* WHAT TO WORK ON
Transcribe every line of the records verbatim.

* DATASET EXCERPTS
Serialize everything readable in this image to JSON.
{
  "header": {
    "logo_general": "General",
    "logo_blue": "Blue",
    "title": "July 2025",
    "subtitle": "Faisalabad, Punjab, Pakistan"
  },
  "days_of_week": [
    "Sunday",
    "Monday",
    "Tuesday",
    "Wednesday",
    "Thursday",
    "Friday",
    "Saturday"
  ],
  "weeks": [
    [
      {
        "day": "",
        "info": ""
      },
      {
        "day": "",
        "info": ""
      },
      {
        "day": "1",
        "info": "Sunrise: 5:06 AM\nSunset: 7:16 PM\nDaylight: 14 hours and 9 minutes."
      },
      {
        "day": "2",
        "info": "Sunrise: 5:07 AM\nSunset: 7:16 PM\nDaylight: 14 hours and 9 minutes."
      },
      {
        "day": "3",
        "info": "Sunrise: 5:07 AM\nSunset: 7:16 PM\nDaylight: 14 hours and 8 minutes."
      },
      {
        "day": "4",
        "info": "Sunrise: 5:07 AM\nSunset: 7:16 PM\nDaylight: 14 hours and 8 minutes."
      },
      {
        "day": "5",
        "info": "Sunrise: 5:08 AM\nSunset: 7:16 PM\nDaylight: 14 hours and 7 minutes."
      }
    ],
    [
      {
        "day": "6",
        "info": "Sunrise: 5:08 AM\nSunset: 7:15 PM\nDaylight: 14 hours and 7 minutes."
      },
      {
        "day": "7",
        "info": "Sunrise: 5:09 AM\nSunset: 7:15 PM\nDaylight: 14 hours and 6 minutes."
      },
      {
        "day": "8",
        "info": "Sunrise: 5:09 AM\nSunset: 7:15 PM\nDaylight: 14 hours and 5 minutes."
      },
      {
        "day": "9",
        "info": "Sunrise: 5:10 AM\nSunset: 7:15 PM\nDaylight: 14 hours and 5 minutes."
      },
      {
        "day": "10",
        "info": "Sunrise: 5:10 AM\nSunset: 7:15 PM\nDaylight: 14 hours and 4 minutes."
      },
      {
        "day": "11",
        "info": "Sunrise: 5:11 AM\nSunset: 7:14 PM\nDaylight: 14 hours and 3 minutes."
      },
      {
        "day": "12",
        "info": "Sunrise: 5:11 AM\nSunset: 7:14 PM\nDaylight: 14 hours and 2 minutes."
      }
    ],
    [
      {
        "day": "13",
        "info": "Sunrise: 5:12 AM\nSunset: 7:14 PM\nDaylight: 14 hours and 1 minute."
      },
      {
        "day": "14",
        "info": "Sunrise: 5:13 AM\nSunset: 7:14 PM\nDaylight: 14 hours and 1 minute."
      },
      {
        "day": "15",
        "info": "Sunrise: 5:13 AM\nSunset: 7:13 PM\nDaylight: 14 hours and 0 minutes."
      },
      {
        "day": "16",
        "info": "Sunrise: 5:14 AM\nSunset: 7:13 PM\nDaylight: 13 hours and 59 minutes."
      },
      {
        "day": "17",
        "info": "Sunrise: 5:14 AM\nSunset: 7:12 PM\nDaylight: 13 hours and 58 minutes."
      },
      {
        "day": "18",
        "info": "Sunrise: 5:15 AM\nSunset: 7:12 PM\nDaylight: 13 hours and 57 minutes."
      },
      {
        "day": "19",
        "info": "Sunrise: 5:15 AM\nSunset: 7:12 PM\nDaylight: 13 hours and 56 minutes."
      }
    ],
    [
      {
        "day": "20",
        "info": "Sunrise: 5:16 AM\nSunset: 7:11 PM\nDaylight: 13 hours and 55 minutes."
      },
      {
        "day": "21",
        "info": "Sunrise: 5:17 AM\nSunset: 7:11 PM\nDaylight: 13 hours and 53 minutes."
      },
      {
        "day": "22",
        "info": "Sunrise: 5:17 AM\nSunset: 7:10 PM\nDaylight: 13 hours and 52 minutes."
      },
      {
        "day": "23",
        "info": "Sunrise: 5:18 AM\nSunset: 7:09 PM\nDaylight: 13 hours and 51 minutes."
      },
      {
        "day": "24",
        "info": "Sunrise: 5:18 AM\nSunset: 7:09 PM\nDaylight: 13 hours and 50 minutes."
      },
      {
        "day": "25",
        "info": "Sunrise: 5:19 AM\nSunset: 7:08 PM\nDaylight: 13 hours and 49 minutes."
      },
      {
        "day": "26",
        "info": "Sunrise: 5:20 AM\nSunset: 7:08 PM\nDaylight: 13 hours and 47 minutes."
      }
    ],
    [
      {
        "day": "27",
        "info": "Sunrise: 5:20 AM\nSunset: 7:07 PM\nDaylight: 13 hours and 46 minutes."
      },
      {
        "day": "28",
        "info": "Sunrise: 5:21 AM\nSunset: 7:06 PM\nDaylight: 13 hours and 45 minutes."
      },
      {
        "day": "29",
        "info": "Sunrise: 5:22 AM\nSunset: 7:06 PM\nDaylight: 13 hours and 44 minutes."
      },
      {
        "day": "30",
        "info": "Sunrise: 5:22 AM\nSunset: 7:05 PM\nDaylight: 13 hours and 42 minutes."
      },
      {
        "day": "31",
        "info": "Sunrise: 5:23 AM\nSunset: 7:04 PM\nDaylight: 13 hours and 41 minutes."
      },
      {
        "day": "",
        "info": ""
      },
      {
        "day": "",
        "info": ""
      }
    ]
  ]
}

* WRITTEN REPLY
Serialize everything readable in this image to JSON.
{
  "header": {
    "logo_general": "General",
    "logo_blue": "Blue",
    "title": "July 2025",
    "subtitle": "Faisalabad, Punjab, Pakistan"
  },
  "days_of_week": [
    "Sunday",
    "Monday",
    "Tuesday",
    "Wednesday",
    "Thursday",
    "Friday",
    "Saturday"
  ],
  "weeks": [
    [
      {
        "day": "",
        "info": ""
      },
      {
        "day": "",
        "info": ""
      },
      {
        "day": "1",
        "info": "Sunrise: 5:06 AM\nSunset: 7:16 PM\nDaylight: 14 hours and 9 minutes."
      },
      {
        "day": "2",
        "info": "Sunrise: 5:07 AM\nSunset: 7:16 PM\nDaylight: 14 hours and 9 minutes."
      },
      {
        "day": "3",
        "info": "Sunrise: 5:07 AM\nSunset: 7:16 PM\nDaylight: 14 hours and 8 minutes."
      },
      {
        "day": "4",
        "info": "Sunrise: 5:07 AM\nSunset: 7:16 PM\nDaylight: 14 hours and 8 minutes."
      },
      {
        "day": "5",
        "info": "Sunrise: 5:08 AM\nSunset: 7:16 PM\nDaylight: 14 hours and 7 minutes."
      }
    ],
    [
      {
        "day": "6",
        "info": "Sunrise: 5:08 AM\nSunset: 7:15 PM\nDaylight: 14 hours and 7 minutes."
      },
      {
        "day": "7",
        "info": "Sunrise: 5:09 AM\nSunset: 7:15 PM\nDaylight: 14 hours and 6 minutes."
      },
      {
        "day": "8",
        "info": "Sunrise: 5:09 AM\nSunset: 7:15 PM\nDaylight: 14 hours and 5 minutes."
      },
      {
        "day": "9",
        "info": "Sunrise: 5:10 AM\nSunset: 7:15 PM\nDaylight: 14 hours and 5 minutes."
      },
      {
        "day": "10",
        "info": "Sunrise: 5:10 AM\nSunset: 7:15 PM\nDaylight: 14 hours and 4 minutes."
      },
      {
        "day": "11",
        "info": "Sunrise: 5:11 AM\nSunset: 7:14 PM\nDaylight: 14 hours and 3 minutes."
      },
      {
        "day": "12",
        "info": "Sunrise: 5:11 AM\nSunset: 7:14 PM\nDaylight: 14 hours and 2 minutes."
      }
    ],
    [
      {
        "day": "13",
        "info": "Sunrise: 5:12 AM\nSunset: 7:14 PM\nDaylight: 14 hours and 1 minute."
      },
      {
        "day": "14",
        "info": "Sunrise: 5:13 AM\nSunset: 7:14 PM\nDaylight: 14 hours and 1 minute."
      },
      {
        "day": "15",
        "info": "Sunrise: 5:13 AM\nSunset: 7:13 PM\nDaylight: 14 hours and 0 minutes."
      },
      {
        "day": "16",
        "info": "Sunrise: 5:14 AM\nSunset: 7:13 PM\nDaylight: 13 hours and 59 minutes."
      },
      {
        "day": "17",
        "info": "Sunrise: 5:14 AM\nSunset: 7:12 PM\nDaylight: 13 hours and 58 minutes."
      },
      {
        "day": "18",
        "info": "Sunrise: 5:15 AM\nSunset: 7:12 PM\nDaylight: 13 hours and 57 minutes."
      },
      {
        "day": "19",
        "info": "Sunrise: 5:15 AM\nSunset: 7:12 PM\nDaylight: 13 hours and 56 minutes."
      }
    ],
    [
      {
        "day": "20",
        "info": "Sunrise: 5:16 AM\nSunset: 7:11 PM\nDaylight: 13 hours and 55 minutes."
      },
      {
        "day": "21",
        "info": "Sunrise: 5:17 AM\nSunset: 7:11 PM\nDaylight: 13 hours and 53 minutes."
      },
      {
        "day": "22",
        "info": "Sunrise: 5:17 AM\nSunset: 7:10 PM\nDaylight: 13 hours and 52 minutes."
      },
      {
        "day": "23",
        "info": "Sunrise: 5:18 AM\nSunset: 7:09 PM\nDaylight: 13 hours and 51 minutes."
      },
      {
        "day": "24",
        "info": "Sunrise: 5:18 AM\nSunset: 7:09 PM\nDaylight: 13 hours and 50 minutes."
      },
      {
        "day": "25",
        "info": "Sunrise: 5:19 AM\nSunset: 7:08 PM\nDaylight: 13 hours and 49 minutes."
      },
      {
        "day": "26",
        "info": "Sunrise: 5:20 AM\nSunset: 7:08 PM\nDaylight: 13 hours and 47 minutes."
      }
    ],
    [
      {
        "day": "27",
        "info": "Sunrise: 5:20 AM\nSunset: 7:07 PM\nDaylight: 13 hours and 46 minutes."
      },
      {
        "day": "28",
        "info": "Sunrise: 5:21 AM\nSunset: 7:06 PM\nDaylight: 13 hours and 45 minutes."
      },
      {
        "day": "29",
        "info": "Sunrise: 5:22 AM\nSunset: 7:06 PM\nDaylight: 13 hours and 44 minutes."
      },
      {
        "day": "30",
        "info": "Sunrise: 5:22 AM\nSunset: 7:05 PM\nDaylight: 13 hours and 42 minutes."
      },
      {
        "day": "31",
        "info": "Sunrise: 5:23 AM\nSunset: 7:04 PM\nDaylight: 13 hours and 41 minutes."
      },
      {
        "day": "",
        "info": ""
      },
      {
        "day": "",
        "info": ""
      }
    ]
  ]
}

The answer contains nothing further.